-- Begin ENTRIES --

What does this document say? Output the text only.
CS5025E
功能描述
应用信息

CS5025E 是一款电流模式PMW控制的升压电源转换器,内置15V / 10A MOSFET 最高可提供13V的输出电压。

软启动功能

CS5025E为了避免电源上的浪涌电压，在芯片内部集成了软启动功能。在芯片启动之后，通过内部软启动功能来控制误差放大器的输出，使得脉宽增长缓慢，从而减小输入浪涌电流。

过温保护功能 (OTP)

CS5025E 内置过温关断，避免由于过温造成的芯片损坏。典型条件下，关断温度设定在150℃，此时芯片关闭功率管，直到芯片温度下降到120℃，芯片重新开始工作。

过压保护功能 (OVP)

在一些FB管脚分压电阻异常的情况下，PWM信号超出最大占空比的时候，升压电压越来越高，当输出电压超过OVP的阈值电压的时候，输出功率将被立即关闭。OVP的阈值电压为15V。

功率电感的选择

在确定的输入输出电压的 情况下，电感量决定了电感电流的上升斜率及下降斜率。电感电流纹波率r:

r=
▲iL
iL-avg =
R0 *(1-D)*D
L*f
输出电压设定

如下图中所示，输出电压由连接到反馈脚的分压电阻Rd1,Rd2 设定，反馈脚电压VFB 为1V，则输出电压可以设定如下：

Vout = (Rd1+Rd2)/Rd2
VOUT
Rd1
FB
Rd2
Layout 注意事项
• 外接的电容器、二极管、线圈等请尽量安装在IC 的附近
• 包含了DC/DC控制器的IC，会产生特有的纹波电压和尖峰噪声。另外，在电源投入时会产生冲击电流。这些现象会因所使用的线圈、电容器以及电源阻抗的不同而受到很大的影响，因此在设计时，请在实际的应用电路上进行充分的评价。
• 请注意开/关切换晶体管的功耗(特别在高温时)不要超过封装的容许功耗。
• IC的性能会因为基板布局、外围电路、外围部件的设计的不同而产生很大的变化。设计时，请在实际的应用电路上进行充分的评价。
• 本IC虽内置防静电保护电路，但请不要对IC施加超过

-- End ENTRIES --

• _TASK STATEMENT_
Return each line of the records above exactly as it reads.

• _RESULT OF THE EXERCISE_
What does this document say? Output the text only.
CS5025E
功能描述
应用信息

CS5025E 是一款电流模式PMW控制的升压电源转换器,内置15V / 10A MOSFET 最高可提供13V的输出电压。

软启动功能

CS5025E为了避免电源上的浪涌电压，在芯片内部集成了软启动功能。在芯片启动之后，通过内部软启动功能来控制误差放大器的输出，使得脉宽增长缓慢，从而减小输入浪涌电流。

过温保护功能 (OTP)

CS5025E 内置过温关断，避免由于过温造成的芯片损坏。典型条件下，关断温度设定在150℃，此时芯片关闭功率管，直到芯片温度下降到120℃，芯片重新开始工作。

过压保护功能 (OVP)

在一些FB管脚分压电阻异常的情况下，PWM信号超出最大占空比的时候，升压电压越来越高，当输出电压超过OVP的阈值电压的时候，输出功率将被立即关闭。OVP的阈值电压为15V。

功率电感的选择

在确定的输入输出电压的 情况下，电感量决定了电感电流的上升斜率及下降斜率。电感电流纹波率r:

r=
▲iL
iL-avg =
R0 *(1-D)*D
L*f
输出电压设定

如下图中所示，输出电压由连接到反馈脚的分压电阻Rd1,Rd2 设定，反馈脚电压VFB 为1V，则输出电压可以设定如下：

Vout = (Rd1+Rd2)/Rd2
VOUT
Rd1
FB
Rd2
Layout 注意事项
• 外接的电容器、二极管、线圈等请尽量安装在IC 的附近
• 包含了DC/DC控制器的IC，会产生特有的纹波电压和尖峰噪声。另外，在电源投入时会产生冲击电流。这些现象会因所使用的线圈、电容器以及电源阻抗的不同而受到很大的影响，因此在设计时，请在实际的应用电路上进行充分的评价。
• 请注意开/关切换晶体管的功耗(特别在高温时)不要超过封装的容许功耗。
• IC的性能会因为基板布局、外围电路、外围部件的设计的不同而产生很大的变化。设计时，请在实际的应用电路上进行充分的评价。
• 本IC虽内置防静电保护电路，但请不要对IC施加超过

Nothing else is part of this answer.